## Problem description
Transcribe all records exactly.
==== Dataset excerpts
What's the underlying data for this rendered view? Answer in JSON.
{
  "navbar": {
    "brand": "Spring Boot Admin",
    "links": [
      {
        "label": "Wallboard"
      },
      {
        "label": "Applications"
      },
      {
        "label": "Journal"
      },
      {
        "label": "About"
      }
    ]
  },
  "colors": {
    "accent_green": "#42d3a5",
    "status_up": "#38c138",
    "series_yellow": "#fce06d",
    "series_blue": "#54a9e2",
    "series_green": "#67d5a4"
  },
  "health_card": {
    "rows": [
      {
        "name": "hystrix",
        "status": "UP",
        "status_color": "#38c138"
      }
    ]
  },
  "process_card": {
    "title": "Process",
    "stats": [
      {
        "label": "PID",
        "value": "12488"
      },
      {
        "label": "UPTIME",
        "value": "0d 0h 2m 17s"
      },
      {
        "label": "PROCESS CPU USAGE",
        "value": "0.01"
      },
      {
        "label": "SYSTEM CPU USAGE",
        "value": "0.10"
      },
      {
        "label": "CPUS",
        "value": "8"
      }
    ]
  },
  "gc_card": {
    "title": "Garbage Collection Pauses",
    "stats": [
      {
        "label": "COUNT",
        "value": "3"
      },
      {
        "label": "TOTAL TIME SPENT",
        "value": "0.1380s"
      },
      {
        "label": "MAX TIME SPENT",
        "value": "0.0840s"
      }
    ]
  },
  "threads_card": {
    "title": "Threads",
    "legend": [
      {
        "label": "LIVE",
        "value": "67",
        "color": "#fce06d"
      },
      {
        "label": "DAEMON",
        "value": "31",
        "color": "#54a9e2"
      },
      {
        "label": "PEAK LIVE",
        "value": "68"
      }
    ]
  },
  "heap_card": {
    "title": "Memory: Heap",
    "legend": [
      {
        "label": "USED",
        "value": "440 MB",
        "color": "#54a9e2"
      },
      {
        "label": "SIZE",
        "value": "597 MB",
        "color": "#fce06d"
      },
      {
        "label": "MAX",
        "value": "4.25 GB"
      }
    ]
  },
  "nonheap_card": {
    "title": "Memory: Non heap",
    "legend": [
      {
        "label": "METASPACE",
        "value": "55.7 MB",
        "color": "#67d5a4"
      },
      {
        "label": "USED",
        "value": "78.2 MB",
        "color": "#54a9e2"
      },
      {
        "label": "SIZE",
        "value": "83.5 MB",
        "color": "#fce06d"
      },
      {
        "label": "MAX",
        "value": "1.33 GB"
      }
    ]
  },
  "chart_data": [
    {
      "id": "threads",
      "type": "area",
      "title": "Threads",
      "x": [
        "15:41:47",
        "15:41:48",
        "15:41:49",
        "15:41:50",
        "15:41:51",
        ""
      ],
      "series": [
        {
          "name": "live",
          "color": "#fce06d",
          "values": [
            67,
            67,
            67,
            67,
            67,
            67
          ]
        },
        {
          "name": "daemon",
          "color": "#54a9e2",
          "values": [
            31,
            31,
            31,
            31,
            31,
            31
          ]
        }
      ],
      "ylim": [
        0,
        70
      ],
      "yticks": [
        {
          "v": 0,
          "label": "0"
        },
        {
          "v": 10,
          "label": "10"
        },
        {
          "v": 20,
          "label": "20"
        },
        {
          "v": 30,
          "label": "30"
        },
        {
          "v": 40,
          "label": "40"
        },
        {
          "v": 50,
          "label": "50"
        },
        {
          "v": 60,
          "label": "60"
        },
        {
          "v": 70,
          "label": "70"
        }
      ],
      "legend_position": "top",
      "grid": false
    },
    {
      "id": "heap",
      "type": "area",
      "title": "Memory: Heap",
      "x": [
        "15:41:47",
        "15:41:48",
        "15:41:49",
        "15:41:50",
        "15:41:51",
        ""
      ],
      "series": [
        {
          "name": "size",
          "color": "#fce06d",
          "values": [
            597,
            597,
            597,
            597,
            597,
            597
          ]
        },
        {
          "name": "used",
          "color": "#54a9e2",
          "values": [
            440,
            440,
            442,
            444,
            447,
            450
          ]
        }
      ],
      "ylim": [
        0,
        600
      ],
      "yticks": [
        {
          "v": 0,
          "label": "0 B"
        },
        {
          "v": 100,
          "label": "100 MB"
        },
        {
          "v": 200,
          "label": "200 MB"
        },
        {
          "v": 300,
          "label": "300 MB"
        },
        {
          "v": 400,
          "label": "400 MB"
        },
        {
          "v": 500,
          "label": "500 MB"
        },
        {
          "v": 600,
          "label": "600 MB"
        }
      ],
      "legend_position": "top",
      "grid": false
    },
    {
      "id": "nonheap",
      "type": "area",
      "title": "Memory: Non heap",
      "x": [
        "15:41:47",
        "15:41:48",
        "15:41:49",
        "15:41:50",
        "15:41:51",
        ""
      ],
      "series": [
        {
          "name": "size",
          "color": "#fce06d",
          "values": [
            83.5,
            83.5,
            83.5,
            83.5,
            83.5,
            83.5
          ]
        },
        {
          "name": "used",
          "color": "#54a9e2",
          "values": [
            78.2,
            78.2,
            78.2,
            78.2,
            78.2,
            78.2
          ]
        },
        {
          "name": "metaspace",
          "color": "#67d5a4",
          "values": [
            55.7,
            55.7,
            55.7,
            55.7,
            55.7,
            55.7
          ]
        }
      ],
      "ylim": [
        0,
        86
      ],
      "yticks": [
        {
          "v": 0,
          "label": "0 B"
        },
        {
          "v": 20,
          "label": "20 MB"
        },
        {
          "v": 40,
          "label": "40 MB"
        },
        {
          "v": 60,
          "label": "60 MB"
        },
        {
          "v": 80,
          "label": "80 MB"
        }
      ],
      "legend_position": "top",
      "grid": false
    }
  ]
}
========
## Complete output
What's the underlying data for this rendered view? Answer in JSON.
{
  "navbar": {
    "brand": "Spring Boot Admin",
    "links": [
      {
        "label": "Wallboard"
      },
      {
        "label": "Applications"
      },
      {
        "label": "Journal"
      },
      {
        "label": "About"
      }
    ]
  },
  "colors": {
    "accent_green": "#42d3a5",
    "status_up": "#38c138",
    "series_yellow": "#fce06d",
    "series_blue": "#54a9e2",
    "series_green": "#67d5a4"
  },
  "health_card": {
    "rows": [
      {
        "name": "hystrix",
        "status": "UP",
        "status_color": "#38c138"
      }
    ]
  },
  "process_card": {
    "title": "Process",
    "stats": [
      {
        "label": "PID",
        "value": "12488"
      },
      {
        "label": "UPTIME",
        "value": "0d 0h 2m 17s"
      },
      {
        "label": "PROCESS CPU USAGE",
        "value": "0.01"
      },
      {
        "label": "SYSTEM CPU USAGE",
        "value": "0.10"
      },
      {
        "label": "CPUS",
        "value": "8"
      }
    ]
  },
  "gc_card": {
    "title": "Garbage Collection Pauses",
    "stats": [
      {
        "label": "COUNT",
        "value": "3"
      },
      {
        "label": "TOTAL TIME SPENT",
        "value": "0.1380s"
      },
      {
        "label": "MAX TIME SPENT",
        "value": "0.0840s"
      }
    ]
  },
  "threads_card": {
    "title": "Threads",
    "legend": [
      {
        "label": "LIVE",
        "value": "67",
        "color": "#fce06d"
      },
      {
        "label": "DAEMON",
        "value": "31",
        "color": "#54a9e2"
      },
      {
        "label": "PEAK LIVE",
        "value": "68"
      }
    ]
  },
  "heap_card": {
    "title": "Memory: Heap",
    "legend": [
      {
        "label": "USED",
        "value": "440 MB",
        "color": "#54a9e2"
      },
      {
        "label": "SIZE",
        "value": "597 MB",
        "color": "#fce06d"
      },
      {
        "label": "MAX",
        "value": "4.25 GB"
      }
    ]
  },
  "nonheap_card": {
    "title": "Memory: Non heap",
    "legend": [
      {
        "label": "METASPACE",
        "value": "55.7 MB",
        "color": "#67d5a4"
      },
      {
        "label": "USED",
        "value": "78.2 MB",
        "color": "#54a9e2"
      },
      {
        "label": "SIZE",
        "value": "83.5 MB",
        "color": "#fce06d"
      },
      {
        "label": "MAX",
        "value": "1.33 GB"
      }
    ]
  },
  "chart_data": [
    {
      "id": "threads",
      "type": "area",
      "title": "Threads",
      "x": [
        "15:41:47",
        "15:41:48",
        "15:41:49",
        "15:41:50",
        "15:41:51",
        ""
      ],
      "series": [
        {
          "name": "live",
          "color": "#fce06d",
          "values": [
            67,
            67,
            67,
            67,
            67,
            67
          ]
        },
        {
          "name": "daemon",
          "color": "#54a9e2",
          "values": [
            31,
            31,
            31,
            31,
            31,
            31
          ]
        }
      ],
      "ylim": [
        0,
        70
      ],
      "yticks": [
        {
          "v": 0,
          "label": "0"
        },
        {
          "v": 10,
          "label": "10"
        },
        {
          "v": 20,
          "label": "20"
        },
        {
          "v": 30,
          "label": "30"
        },
        {
          "v": 40,
          "label": "40"
        },
        {
          "v": 50,
          "label": "50"
        },
        {
          "v": 60,
          "label": "60"
        },
        {
          "v": 70,
          "label": "70"
        }
      ],
      "legend_position": "top",
      "grid": false
    },
    {
      "id": "heap",
      "type": "area",
      "title": "Memory: Heap",
      "x": [
        "15:41:47",
        "15:41:48",
        "15:41:49",
        "15:41:50",
        "15:41:51",
        ""
      ],
      "series": [
        {
          "name": "size",
          "color": "#fce06d",
          "values": [
            597,
            597,
            597,
            597,
            597,
            597
          ]
        },
        {
          "name": "used",
          "color": "#54a9e2",
          "values": [
            440,
            440,
            442,
            444,
            447,
            450
          ]
        }
      ],
      "ylim": [
        0,
        600
      ],
      "yticks": [
        {
          "v": 0,
          "label": "0 B"
        },
        {
          "v": 100,
          "label": "100 MB"
        },
        {
          "v": 200,
          "label": "200 MB"
        },
        {
          "v": 300,
          "label": "300 MB"
        },
        {
          "v": 400,
          "label": "400 MB"
        },
        {
          "v": 500,
          "label": "500 MB"
        },
        {
          "v": 600,
          "label": "600 MB"
        }
      ],
      "legend_position": "top",
      "grid": false
    },
    {
      "id": "nonheap",
      "type": "area",
      "title": "Memory: Non heap",
      "x": [
        "15:41:47",
        "15:41:48",
        "15:41:49",
        "15:41:50",
        "15:41:51",
        ""
      ],
      "series": [
        {
          "name": "size",
          "color": "#fce06d",
          "values": [
            83.5,
            83.5,
            83.5,
            83.5,
            83.5,
            83.5
          ]
        },
        {
          "name": "used",
          "color": "#54a9e2",
          "values": [
            78.2,
            78.2,
            78.2,
            78.2,
            78.2,
            78.2
          ]
        },
        {
          "name": "metaspace",
          "color": "#67d5a4",
          "values": [
            55.7,
            55.7,
            55.7,
            55.7,
            55.7,
            55.7
          ]
        }
      ],
      "ylim": [
        0,
        86
      ],
      "yticks": [
        {
          "v": 0,
          "label": "0 B"
        },
        {
          "v": 20,
          "label": "20 MB"
        },
        {
          "v": 40,
          "label": "40 MB"
        },
        {
          "v": 60,
          "label": "60 MB"
        },
        {
          "v": 80,
          "label": "80 MB"
        }
      ],
      "legend_position": "top",
      "grid": false
    }
  ]
}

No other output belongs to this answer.